WHAT IS NEEDED – Reproduce the lines starting at the one containing "input-field[interactable]: 152646599 xyxy=(136,184,383,214)" and ending at the one containing "dropdown[interactable]: Phường Dĩ", substituting "arrow-icon" for every "caret-icon" and leaving everything else unchanged.

PROVIDED DATA –
--- START ---

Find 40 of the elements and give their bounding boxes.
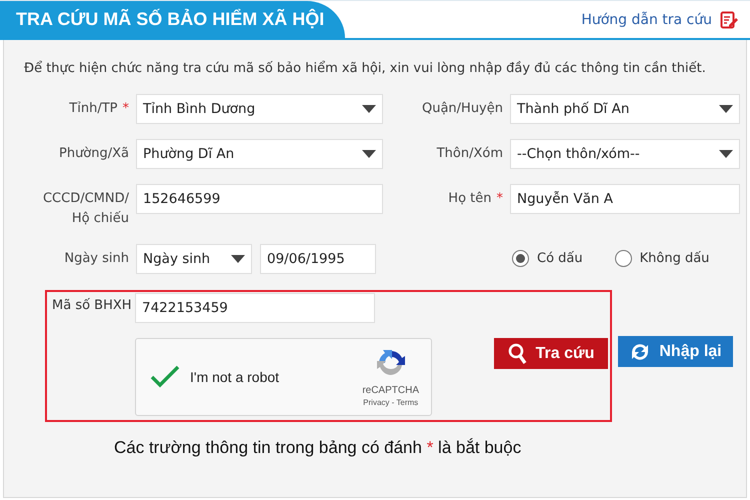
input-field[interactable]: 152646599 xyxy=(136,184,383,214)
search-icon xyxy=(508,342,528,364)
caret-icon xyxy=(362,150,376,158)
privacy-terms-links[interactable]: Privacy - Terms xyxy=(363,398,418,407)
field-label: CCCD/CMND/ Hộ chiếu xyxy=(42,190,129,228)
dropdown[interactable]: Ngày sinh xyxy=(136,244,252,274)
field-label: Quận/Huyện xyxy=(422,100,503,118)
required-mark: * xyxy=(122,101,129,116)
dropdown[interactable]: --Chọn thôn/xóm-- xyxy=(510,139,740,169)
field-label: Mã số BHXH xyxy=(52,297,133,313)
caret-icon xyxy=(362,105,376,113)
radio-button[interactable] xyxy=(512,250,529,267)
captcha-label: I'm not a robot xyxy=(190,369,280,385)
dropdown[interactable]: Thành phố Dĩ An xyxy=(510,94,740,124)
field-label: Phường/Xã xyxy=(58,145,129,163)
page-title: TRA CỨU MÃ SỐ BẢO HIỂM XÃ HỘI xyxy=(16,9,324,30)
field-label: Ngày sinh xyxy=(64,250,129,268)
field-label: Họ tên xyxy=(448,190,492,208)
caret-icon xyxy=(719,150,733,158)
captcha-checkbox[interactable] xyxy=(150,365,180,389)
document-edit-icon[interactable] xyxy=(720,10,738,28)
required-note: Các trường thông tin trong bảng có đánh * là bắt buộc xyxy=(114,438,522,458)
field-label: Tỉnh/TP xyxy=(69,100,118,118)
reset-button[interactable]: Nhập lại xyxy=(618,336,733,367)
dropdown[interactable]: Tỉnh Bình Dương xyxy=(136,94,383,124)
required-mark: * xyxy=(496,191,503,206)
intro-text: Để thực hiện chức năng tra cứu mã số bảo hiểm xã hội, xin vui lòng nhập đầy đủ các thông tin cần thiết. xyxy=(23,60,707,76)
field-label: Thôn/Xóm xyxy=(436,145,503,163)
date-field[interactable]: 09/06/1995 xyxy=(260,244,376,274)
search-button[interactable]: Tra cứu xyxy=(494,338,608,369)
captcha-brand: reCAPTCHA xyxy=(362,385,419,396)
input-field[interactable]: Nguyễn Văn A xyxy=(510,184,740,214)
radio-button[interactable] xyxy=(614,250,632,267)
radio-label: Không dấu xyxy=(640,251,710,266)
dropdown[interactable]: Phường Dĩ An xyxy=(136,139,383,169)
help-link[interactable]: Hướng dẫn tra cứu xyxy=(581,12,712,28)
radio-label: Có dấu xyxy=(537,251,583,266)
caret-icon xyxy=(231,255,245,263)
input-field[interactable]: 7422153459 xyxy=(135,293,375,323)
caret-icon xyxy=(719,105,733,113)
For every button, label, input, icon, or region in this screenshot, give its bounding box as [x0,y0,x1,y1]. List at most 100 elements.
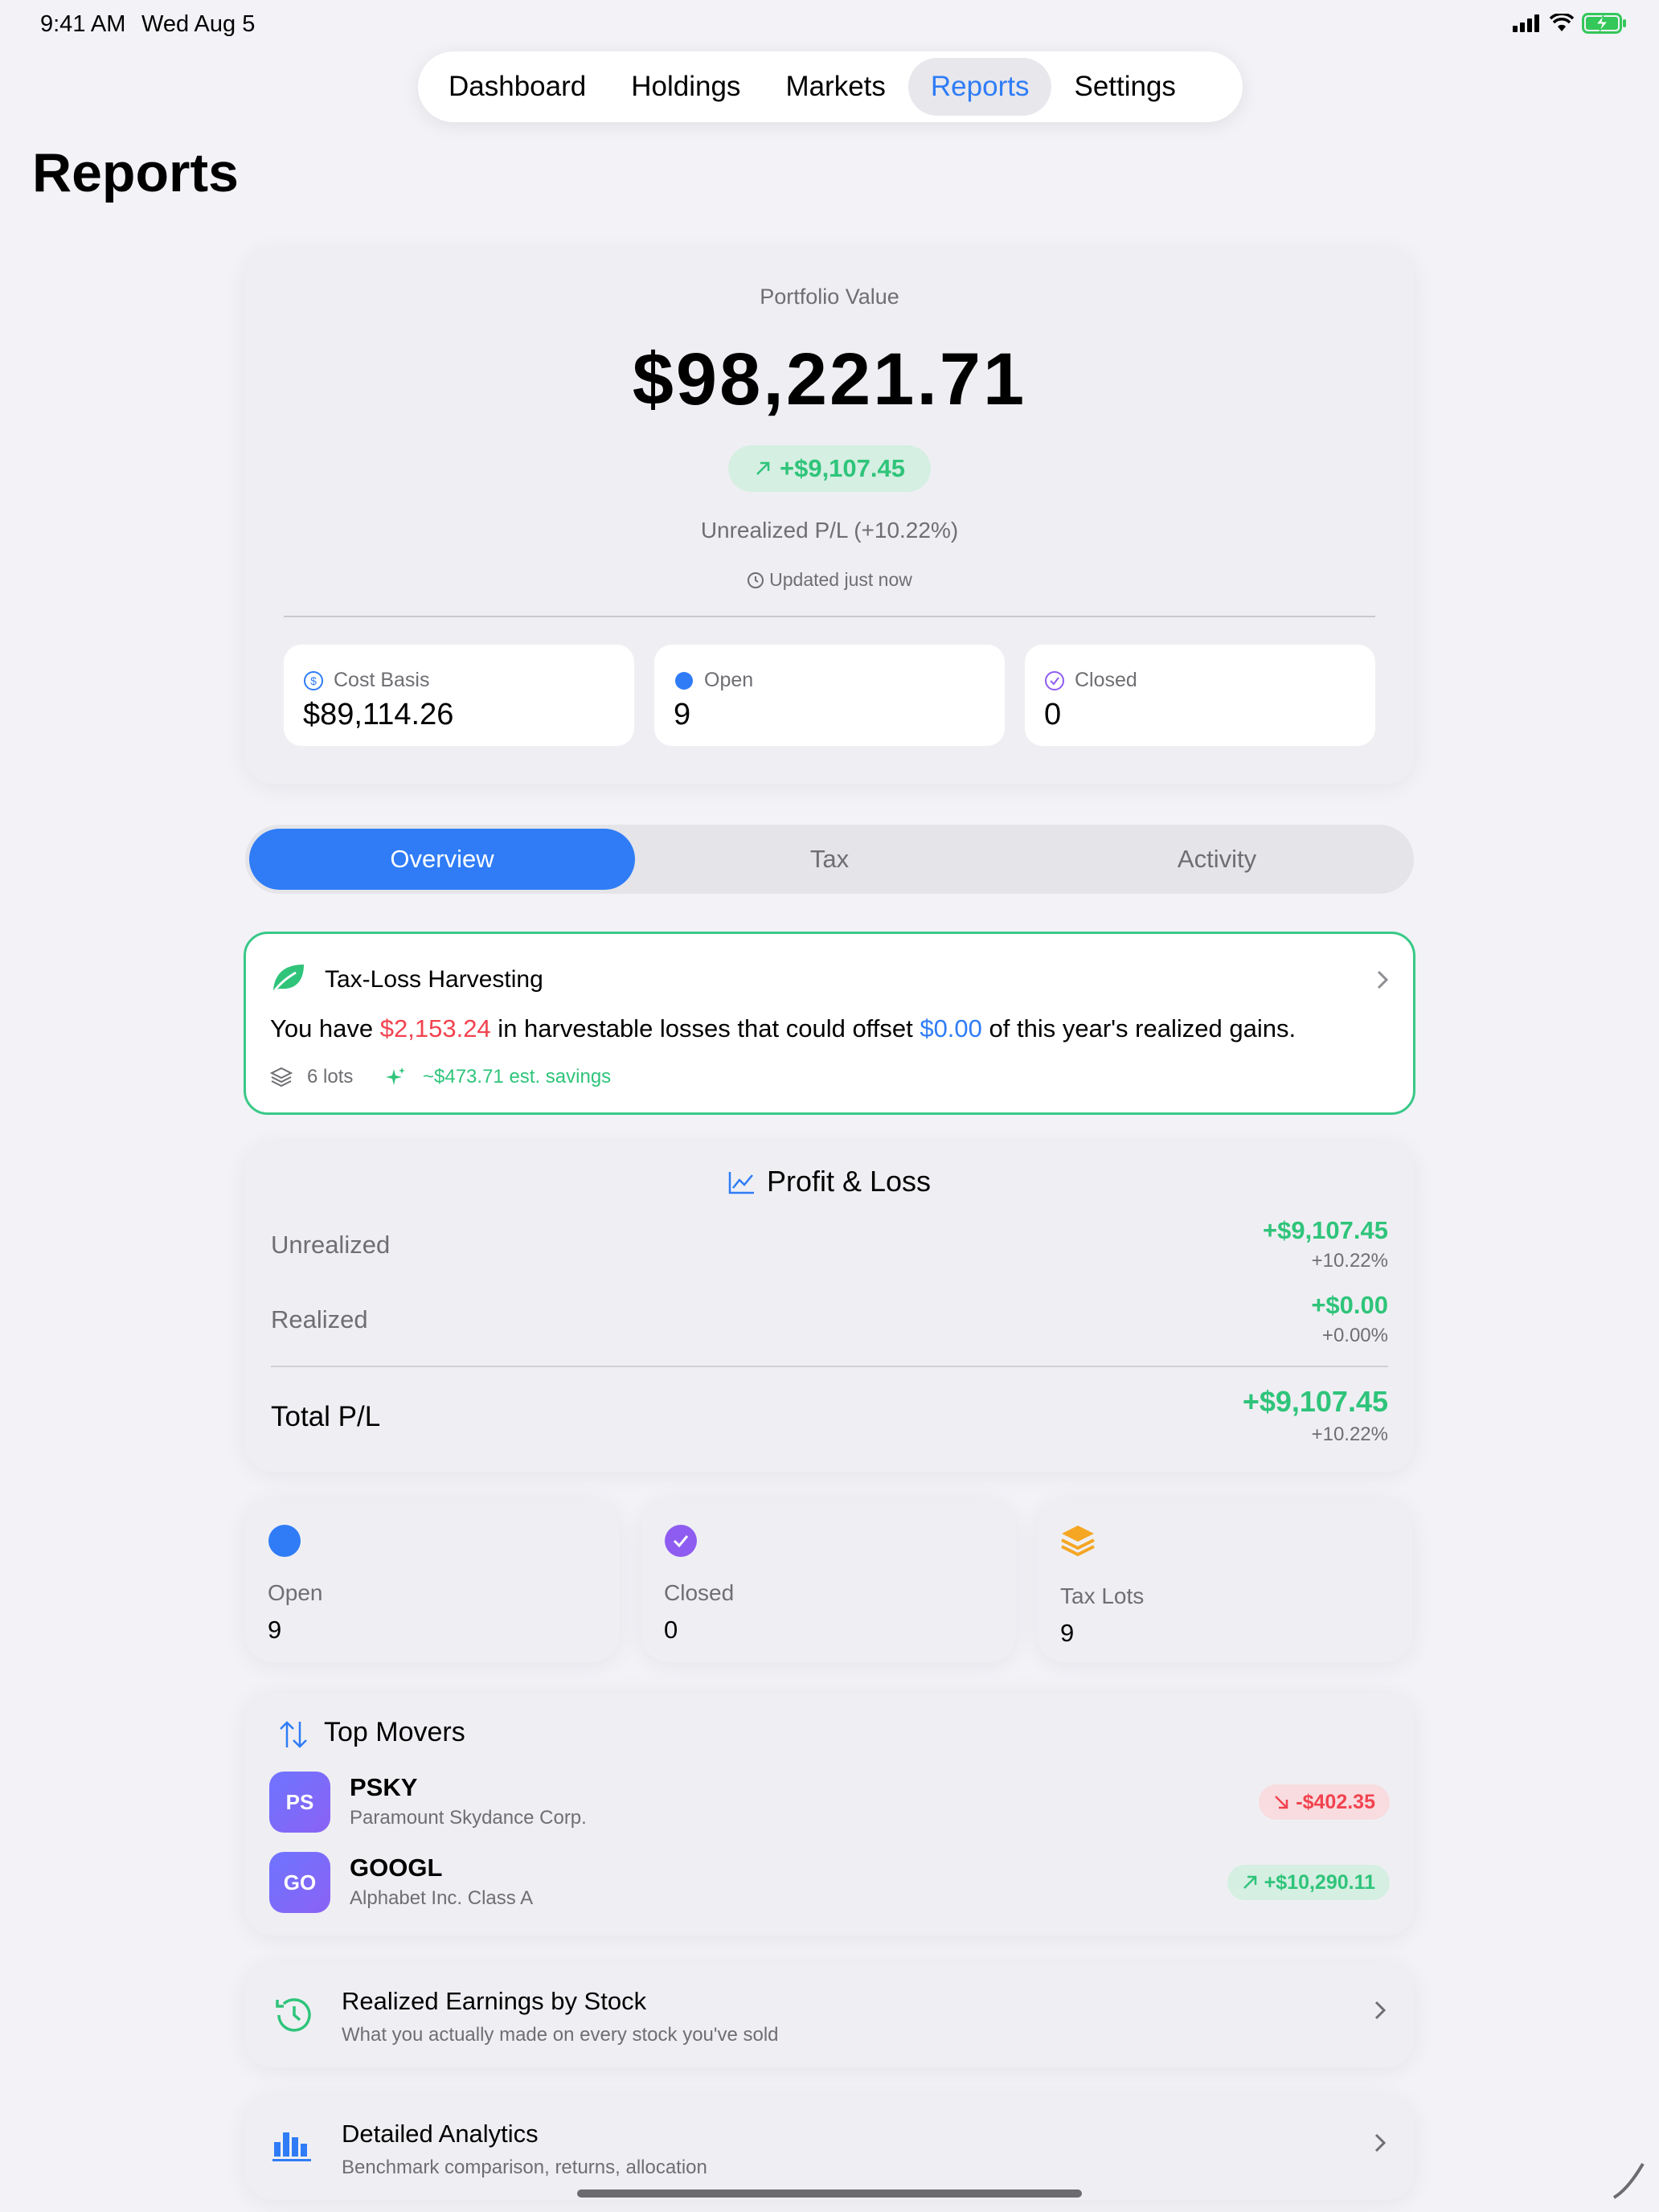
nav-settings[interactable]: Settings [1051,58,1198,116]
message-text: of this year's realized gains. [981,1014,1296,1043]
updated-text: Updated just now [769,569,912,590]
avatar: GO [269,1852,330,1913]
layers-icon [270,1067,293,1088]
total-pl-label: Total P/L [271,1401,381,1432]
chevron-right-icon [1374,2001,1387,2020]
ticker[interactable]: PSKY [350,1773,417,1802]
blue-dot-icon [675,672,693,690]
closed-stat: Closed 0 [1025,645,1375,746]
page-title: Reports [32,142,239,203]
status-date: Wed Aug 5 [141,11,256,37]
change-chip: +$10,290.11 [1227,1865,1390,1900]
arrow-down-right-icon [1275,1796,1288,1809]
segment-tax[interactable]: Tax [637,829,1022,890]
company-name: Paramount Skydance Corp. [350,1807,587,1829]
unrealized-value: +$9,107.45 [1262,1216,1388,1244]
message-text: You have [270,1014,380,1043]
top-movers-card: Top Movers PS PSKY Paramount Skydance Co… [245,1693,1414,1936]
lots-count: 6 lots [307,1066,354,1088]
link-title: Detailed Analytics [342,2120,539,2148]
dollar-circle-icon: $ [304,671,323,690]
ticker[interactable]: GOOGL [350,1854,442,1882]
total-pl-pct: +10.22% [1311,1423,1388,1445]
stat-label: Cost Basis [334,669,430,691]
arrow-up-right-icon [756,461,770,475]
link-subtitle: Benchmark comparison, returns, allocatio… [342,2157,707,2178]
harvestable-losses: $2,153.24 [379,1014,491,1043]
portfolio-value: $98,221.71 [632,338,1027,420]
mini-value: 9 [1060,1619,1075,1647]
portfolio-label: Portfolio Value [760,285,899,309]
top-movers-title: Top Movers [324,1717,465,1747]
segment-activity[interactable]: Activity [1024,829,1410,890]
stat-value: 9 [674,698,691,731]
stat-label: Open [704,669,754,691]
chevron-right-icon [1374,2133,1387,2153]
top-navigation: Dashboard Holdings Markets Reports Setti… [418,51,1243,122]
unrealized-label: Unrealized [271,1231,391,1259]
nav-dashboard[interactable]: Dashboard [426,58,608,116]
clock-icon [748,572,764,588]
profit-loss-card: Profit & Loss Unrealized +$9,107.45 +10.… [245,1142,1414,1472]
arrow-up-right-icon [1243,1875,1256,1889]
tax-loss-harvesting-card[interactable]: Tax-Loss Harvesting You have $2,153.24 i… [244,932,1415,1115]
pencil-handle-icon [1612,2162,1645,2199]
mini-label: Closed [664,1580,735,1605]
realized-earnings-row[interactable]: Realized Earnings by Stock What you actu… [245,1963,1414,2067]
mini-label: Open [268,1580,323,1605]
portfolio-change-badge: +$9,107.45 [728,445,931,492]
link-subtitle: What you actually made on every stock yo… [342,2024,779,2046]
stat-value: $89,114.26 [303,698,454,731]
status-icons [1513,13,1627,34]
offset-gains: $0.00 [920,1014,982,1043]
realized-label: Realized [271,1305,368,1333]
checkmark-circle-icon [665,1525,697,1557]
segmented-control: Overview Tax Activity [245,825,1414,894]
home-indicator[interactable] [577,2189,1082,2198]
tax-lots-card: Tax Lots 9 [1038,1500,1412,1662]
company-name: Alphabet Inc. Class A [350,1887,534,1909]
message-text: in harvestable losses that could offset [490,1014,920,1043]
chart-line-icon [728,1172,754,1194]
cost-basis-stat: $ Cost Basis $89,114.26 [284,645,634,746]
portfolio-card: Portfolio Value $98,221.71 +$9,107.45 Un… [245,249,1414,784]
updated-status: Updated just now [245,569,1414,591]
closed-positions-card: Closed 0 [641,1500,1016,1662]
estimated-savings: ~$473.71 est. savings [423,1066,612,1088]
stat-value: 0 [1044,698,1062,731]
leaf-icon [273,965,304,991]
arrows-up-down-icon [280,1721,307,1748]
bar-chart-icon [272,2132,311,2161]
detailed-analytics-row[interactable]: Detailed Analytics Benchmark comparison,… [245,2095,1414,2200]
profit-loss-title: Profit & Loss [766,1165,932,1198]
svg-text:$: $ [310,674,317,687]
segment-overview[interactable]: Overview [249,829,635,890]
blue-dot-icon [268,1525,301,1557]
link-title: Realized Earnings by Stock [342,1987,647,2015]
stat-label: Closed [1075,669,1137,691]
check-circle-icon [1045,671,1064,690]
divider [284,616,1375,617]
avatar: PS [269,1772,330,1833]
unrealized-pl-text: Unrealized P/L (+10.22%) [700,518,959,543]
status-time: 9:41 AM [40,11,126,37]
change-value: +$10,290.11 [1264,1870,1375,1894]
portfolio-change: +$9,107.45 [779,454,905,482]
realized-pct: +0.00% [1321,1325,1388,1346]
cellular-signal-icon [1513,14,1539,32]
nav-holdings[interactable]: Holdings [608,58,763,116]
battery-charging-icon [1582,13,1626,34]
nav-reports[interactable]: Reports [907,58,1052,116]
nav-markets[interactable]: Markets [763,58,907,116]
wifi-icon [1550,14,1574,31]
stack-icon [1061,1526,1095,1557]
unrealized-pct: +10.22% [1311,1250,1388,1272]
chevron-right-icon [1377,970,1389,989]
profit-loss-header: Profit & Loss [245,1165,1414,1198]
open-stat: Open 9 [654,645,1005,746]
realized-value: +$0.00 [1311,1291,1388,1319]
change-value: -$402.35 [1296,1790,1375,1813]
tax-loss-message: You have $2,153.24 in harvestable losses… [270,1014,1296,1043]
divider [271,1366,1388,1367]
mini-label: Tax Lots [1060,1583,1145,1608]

--- END ---

EXERCISE SOLUTION –
input-field[interactable]: 152646599 xyxy=(136,184,383,214)
search-icon xyxy=(508,342,528,364)
arrow-icon xyxy=(362,150,376,158)
privacy-terms-links[interactable]: Privacy - Terms xyxy=(363,398,418,407)
field-label: CCCD/CMND/ Hộ chiếu xyxy=(42,190,129,228)
dropdown[interactable]: Ngày sinh xyxy=(136,244,252,274)
field-label: Quận/Huyện xyxy=(422,100,503,118)
required-mark: * xyxy=(122,101,129,116)
dropdown[interactable]: --Chọn thôn/xóm-- xyxy=(510,139,740,169)
field-label: Mã số BHXH xyxy=(52,297,133,313)
arrow-icon xyxy=(362,105,376,113)
radio-button[interactable] xyxy=(512,250,529,267)
captcha-label: I'm not a robot xyxy=(190,369,280,385)
dropdown[interactable]: Thành phố Dĩ An xyxy=(510,94,740,124)
field-label: Phường/Xã xyxy=(58,145,129,163)
page-title: TRA CỨU MÃ SỐ BẢO HIỂM XÃ HỘI xyxy=(16,9,324,30)
field-label: Ngày sinh xyxy=(64,250,129,268)
field-label: Họ tên xyxy=(448,190,492,208)
arrow-icon xyxy=(719,150,733,158)
captcha-checkbox[interactable] xyxy=(150,365,180,389)
document-edit-icon[interactable] xyxy=(720,10,738,28)
required-note: Các trường thông tin trong bảng có đánh * là bắt buộc xyxy=(114,438,522,458)
field-label: Tỉnh/TP xyxy=(69,100,118,118)
reset-button[interactable]: Nhập lại xyxy=(618,336,733,367)
dropdown[interactable]: Tỉnh Bình Dương xyxy=(136,94,383,124)
required-mark: * xyxy=(496,191,503,206)
intro-text: Để thực hiện chức năng tra cứu mã số bảo hiểm xã hội, xin vui lòng nhập đầy đủ các thông tin cần thiết. xyxy=(23,60,707,76)
field-label: Thôn/Xóm xyxy=(436,145,503,163)
date-field[interactable]: 09/06/1995 xyxy=(260,244,376,274)
search-button[interactable]: Tra cứu xyxy=(494,338,608,369)
captcha-brand: reCAPTCHA xyxy=(362,385,419,396)
input-field[interactable]: Nguyễn Văn A xyxy=(510,184,740,214)
radio-button[interactable] xyxy=(614,250,632,267)
radio-label: Không dấu xyxy=(640,251,710,266)
dropdown[interactable]: Phường Dĩ An xyxy=(136,139,383,169)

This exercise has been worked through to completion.